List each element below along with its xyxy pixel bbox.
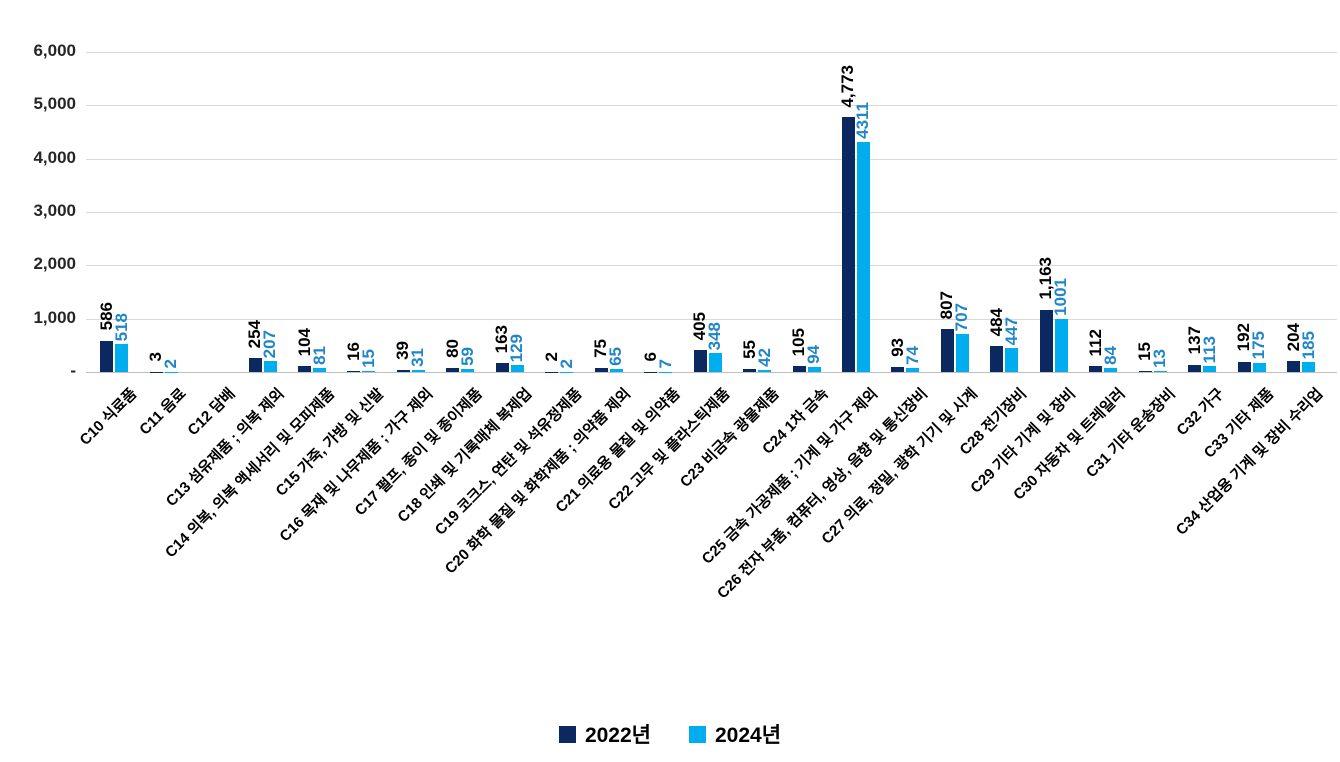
bar-2024년-C26 bbox=[906, 368, 920, 372]
value-label: 113 bbox=[1199, 335, 1219, 363]
x-axis-line bbox=[86, 372, 1337, 373]
bar-2022년-C10 bbox=[100, 340, 114, 372]
bar-2024년-C31 bbox=[1153, 371, 1167, 372]
value-label: 348 bbox=[705, 322, 725, 351]
bar-2022년-C18 bbox=[495, 363, 509, 372]
y-axis-tick-label: 4,000 bbox=[33, 147, 76, 167]
bar-2024년-C34 bbox=[1302, 362, 1316, 372]
gridline bbox=[86, 105, 1337, 107]
value-label: 42 bbox=[754, 347, 774, 367]
value-label: 129 bbox=[507, 333, 527, 363]
gridline bbox=[86, 318, 1337, 320]
value-label: 2 bbox=[161, 359, 181, 369]
bar-2024년-C27 bbox=[955, 334, 969, 372]
bar-2022년-C17 bbox=[446, 367, 460, 372]
value-label: 1001 bbox=[1051, 277, 1071, 316]
bar-2024년-C13 bbox=[263, 360, 277, 372]
legend-item-2022년: 2022년 bbox=[558, 719, 651, 749]
legend-item-2024년: 2024년 bbox=[689, 719, 781, 749]
bar-2022년-C27 bbox=[940, 328, 954, 372]
y-axis-tick-label: - bbox=[70, 361, 76, 380]
gridline bbox=[86, 158, 1337, 160]
bar-2024년-C15 bbox=[362, 371, 376, 372]
y-axis-tick-label: 3,000 bbox=[33, 201, 76, 220]
value-label: 15 bbox=[358, 349, 378, 369]
value-label: 447 bbox=[1001, 316, 1021, 346]
value-label: 94 bbox=[804, 345, 824, 364]
bar-2022년-C30 bbox=[1089, 366, 1103, 372]
value-label: 31 bbox=[408, 348, 428, 368]
value-label: 518 bbox=[111, 313, 131, 342]
value-label: 65 bbox=[606, 346, 626, 366]
value-label: 207 bbox=[260, 329, 280, 358]
gridline bbox=[86, 212, 1337, 213]
value-label: 13 bbox=[1150, 349, 1170, 369]
category-label: C31 기타 운송장비 bbox=[1082, 385, 1179, 482]
bar-2024년-C23 bbox=[758, 369, 772, 372]
bar-2024년-C20 bbox=[609, 368, 623, 372]
value-label: 2 bbox=[556, 359, 576, 369]
bar-2022년-C20 bbox=[594, 368, 608, 372]
value-label: 4311 bbox=[853, 102, 873, 140]
legend-label: 2024년 bbox=[715, 724, 782, 747]
bar-2024년-C29 bbox=[1054, 318, 1068, 372]
bar-2022년-C24 bbox=[792, 366, 806, 372]
category-label: C10 식료품 bbox=[76, 385, 140, 449]
bar-2022년-C13 bbox=[248, 358, 262, 372]
y-axis-tick-label: 1,000 bbox=[33, 307, 76, 327]
bar-2024년-C22 bbox=[708, 353, 722, 372]
bar-2022년-C23 bbox=[743, 369, 757, 372]
gridline bbox=[86, 265, 1337, 267]
bar-2022년-C33 bbox=[1237, 361, 1251, 372]
value-label: 707 bbox=[952, 302, 972, 332]
y-axis-tick-label: 6,000 bbox=[33, 41, 76, 60]
bar-2024년-C10 bbox=[115, 344, 129, 372]
bar-2024년-C14 bbox=[313, 367, 327, 372]
value-label: 59 bbox=[457, 346, 477, 366]
bar-2022년-C16 bbox=[396, 369, 410, 372]
bar-2024년-C28 bbox=[1005, 348, 1019, 372]
value-label: 84 bbox=[1100, 345, 1120, 365]
bar-2024년-C25 bbox=[856, 142, 870, 372]
bar-2022년-C28 bbox=[990, 346, 1004, 372]
bar-2022년-C34 bbox=[1287, 361, 1301, 372]
bar-2022년-C22 bbox=[693, 350, 707, 372]
legend: 2022년 2024년 bbox=[0, 719, 1340, 749]
bar-2022년-C29 bbox=[1039, 309, 1053, 372]
category-label: C11 음료 bbox=[135, 385, 190, 439]
bar-2024년-C30 bbox=[1104, 367, 1118, 372]
bar-2022년-C32 bbox=[1188, 364, 1202, 372]
bar-2022년-C31 bbox=[1138, 371, 1152, 372]
legend-swatch-2022년 bbox=[558, 725, 576, 743]
bar-2022년-C26 bbox=[891, 367, 905, 372]
y-axis-tick-label: 5,000 bbox=[33, 94, 76, 114]
bar-2022년-C25 bbox=[841, 117, 855, 372]
value-label: 175 bbox=[1249, 331, 1269, 360]
bar-2024년-C24 bbox=[807, 367, 821, 372]
gridline bbox=[86, 52, 1337, 53]
bar-2024년-C32 bbox=[1203, 365, 1217, 372]
legend-label: 2022년 bbox=[584, 724, 651, 747]
y-axis-tick-label: 2,000 bbox=[33, 254, 76, 274]
bar-2024년-C16 bbox=[411, 370, 425, 372]
value-label: 81 bbox=[309, 345, 329, 365]
bar-2022년-C15 bbox=[347, 371, 361, 372]
bar-2024년-C18 bbox=[510, 365, 524, 372]
value-label: 185 bbox=[1298, 330, 1318, 360]
value-label: 7 bbox=[655, 359, 675, 369]
value-label: 74 bbox=[902, 346, 922, 366]
bar-2024년-C33 bbox=[1252, 362, 1266, 372]
bar-2024년-C17 bbox=[461, 368, 475, 372]
legend-swatch-2024년 bbox=[689, 725, 706, 743]
bar-2022년-C14 bbox=[298, 366, 312, 372]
-*-
Task objective
Convert every line of the entries above into a Markdown table with the columns Row and Entry line, numbering the rows in order and skipping blank lines. Leave the pictures out of the table.

In response
| Row | Entry line |
|---|---|
| 1 | List each element below along with its xyxy pixel bbox. |
| 2 | bar-2024년-C26 bbox=[906, 368, 920, 372] |
| 3 | value-label: 113 bbox=[1199, 335, 1219, 363] |
| 4 | x-axis-line bbox=[86, 372, 1337, 373] |
| 5 | bar-2022년-C10 bbox=[100, 340, 114, 372] |
| 6 | bar-2024년-C31 bbox=[1153, 371, 1167, 372] |
| 7 | value-label: 348 bbox=[705, 322, 725, 351] |
| 8 | bar-2022년-C18 bbox=[495, 363, 509, 372] |
| 9 | y-axis-tick-label: 4,000 bbox=[33, 147, 76, 167] |
| 10 | bar-2024년-C34 bbox=[1302, 362, 1316, 372] |
| 11 | gridline bbox=[86, 105, 1337, 107] |
| 12 | value-label: 42 bbox=[754, 347, 774, 367] |
| 13 | value-label: 129 bbox=[507, 333, 527, 363] |
| 14 | gridline bbox=[86, 318, 1337, 320] |
| 15 | value-label: 2 bbox=[161, 359, 181, 369] |
| 16 | bar-2024년-C27 bbox=[955, 334, 969, 372] |
| 17 | bar-2022년-C17 bbox=[446, 367, 460, 372] |
| 18 | value-label: 1001 bbox=[1051, 277, 1071, 316] |
| 19 | bar-2024년-C13 bbox=[263, 360, 277, 372] |
| 20 | legend-item-2022년: 2022년 bbox=[558, 719, 651, 749] |
| 21 | legend-item-2024년: 2024년 bbox=[689, 719, 781, 749] |
| 22 | bar-2022년-C27 bbox=[940, 328, 954, 372] |
| 23 | y-axis-tick-label: - bbox=[70, 361, 76, 380] |
| 24 | gridline bbox=[86, 158, 1337, 160] |
| 25 | bar-2024년-C15 bbox=[362, 371, 376, 372] |
| 26 | y-axis-tick-label: 3,000 bbox=[33, 201, 76, 220] |
| 27 | value-label: 15 bbox=[358, 349, 378, 369] |
| 28 | value-label: 447 bbox=[1001, 316, 1021, 346] |
| 29 | value-label: 94 bbox=[804, 345, 824, 364] |
| 30 | bar-2022년-C30 bbox=[1089, 366, 1103, 372] |
| 31 | value-label: 31 bbox=[408, 348, 428, 368] |
| 32 | value-label: 518 bbox=[111, 313, 131, 342] |
| 33 | value-label: 65 bbox=[606, 346, 626, 366] |
| 34 | value-label: 207 bbox=[260, 329, 280, 358] |
| 35 | gridline bbox=[86, 212, 1337, 213] |
| 36 | value-label: 13 bbox=[1150, 349, 1170, 369] |
| 37 | category-label: C31 기타 운송장비 bbox=[1082, 385, 1179, 482] |
| 38 | bar-2024년-C23 bbox=[758, 369, 772, 372] |
| 39 | bar-2024년-C20 bbox=[609, 368, 623, 372] |
| 40 | value-label: 2 bbox=[556, 359, 576, 369] |
| 41 | bar-2022년-C20 bbox=[594, 368, 608, 372] |
| 42 | value-label: 4311 bbox=[853, 102, 873, 140] |
| 43 | legend-label: 2024년 bbox=[715, 724, 782, 747] |
| 44 | bar-2024년-C29 bbox=[1054, 318, 1068, 372] |
| 45 | bar-2022년-C24 bbox=[792, 366, 806, 372] |
| 46 | category-label: C10 식료품 bbox=[76, 385, 140, 449] |
| 47 | bar-2022년-C13 bbox=[248, 358, 262, 372] |
| 48 | y-axis-tick-label: 1,000 bbox=[33, 307, 76, 327] |
| 49 | bar-2024년-C22 bbox=[708, 353, 722, 372] |
| 50 | bar-2022년-C23 bbox=[743, 369, 757, 372] |
| 51 | gridline bbox=[86, 265, 1337, 267] |
| 52 | bar-2022년-C33 bbox=[1237, 361, 1251, 372] |
| 53 | value-label: 707 bbox=[952, 302, 972, 332] |
| 54 | y-axis-tick-label: 6,000 bbox=[33, 41, 76, 60] |
| 55 | bar-2024년-C10 bbox=[115, 344, 129, 372] |
| 56 | bar-2024년-C14 bbox=[313, 367, 327, 372] |
| 57 | value-label: 59 bbox=[457, 346, 477, 366] |
| 58 | bar-2022년-C16 bbox=[396, 369, 410, 372] |
| 59 | bar-2024년-C28 bbox=[1005, 348, 1019, 372] |
| 60 | value-label: 84 bbox=[1100, 345, 1120, 365] |
| 61 | bar-2024년-C25 bbox=[856, 142, 870, 372] |
| 62 | bar-2022년-C28 bbox=[990, 346, 1004, 372] |
| 63 | bar-2022년-C34 bbox=[1287, 361, 1301, 372] |
| 64 | bar-2022년-C22 bbox=[693, 350, 707, 372] |
| 65 | legend: 2022년 2024년 bbox=[0, 719, 1340, 749] |
| 66 | bar-2022년-C29 bbox=[1039, 309, 1053, 372] |
| 67 | category-label: C11 음료 bbox=[135, 385, 190, 439] |
| 68 | bar-2024년-C30 bbox=[1104, 367, 1118, 372] |
| 69 | bar-2022년-C32 bbox=[1188, 364, 1202, 372] |
| 70 | bar-2022년-C31 bbox=[1138, 371, 1152, 372] |
| 71 | legend-swatch-2022년 bbox=[558, 725, 576, 743] |
| 72 | bar-2022년-C26 bbox=[891, 367, 905, 372] |
| 73 | y-axis-tick-label: 5,000 bbox=[33, 94, 76, 114] |
| 74 | bar-2022년-C25 bbox=[841, 117, 855, 372] |
| 75 | value-label: 175 bbox=[1249, 331, 1269, 360] |
| 76 | bar-2024년-C24 bbox=[807, 367, 821, 372] |
| 77 | gridline bbox=[86, 52, 1337, 53] |
| 78 | bar-2024년-C32 bbox=[1203, 365, 1217, 372] |
| 79 | legend-label: 2022년 bbox=[584, 724, 651, 747] |
| 80 | y-axis-tick-label: 2,000 bbox=[33, 254, 76, 274] |
| 81 | bar-2024년-C16 bbox=[411, 370, 425, 372] |
| 82 | value-label: 81 bbox=[309, 345, 329, 365] |
| 83 | bar-2022년-C15 bbox=[347, 371, 361, 372] |
| 84 | bar-2024년-C18 bbox=[510, 365, 524, 372] |
| 85 | value-label: 185 bbox=[1298, 330, 1318, 360] |
| 86 | value-label: 7 bbox=[655, 359, 675, 369] |
| 87 | value-label: 74 bbox=[902, 346, 922, 366] |
| 88 | bar-2024년-C33 bbox=[1252, 362, 1266, 372] |
| 89 | bar-2024년-C17 bbox=[461, 368, 475, 372] |
| 90 | legend-swatch-2024년 bbox=[689, 725, 706, 743] |
| 91 | bar-2022년-C14 bbox=[298, 366, 312, 372] |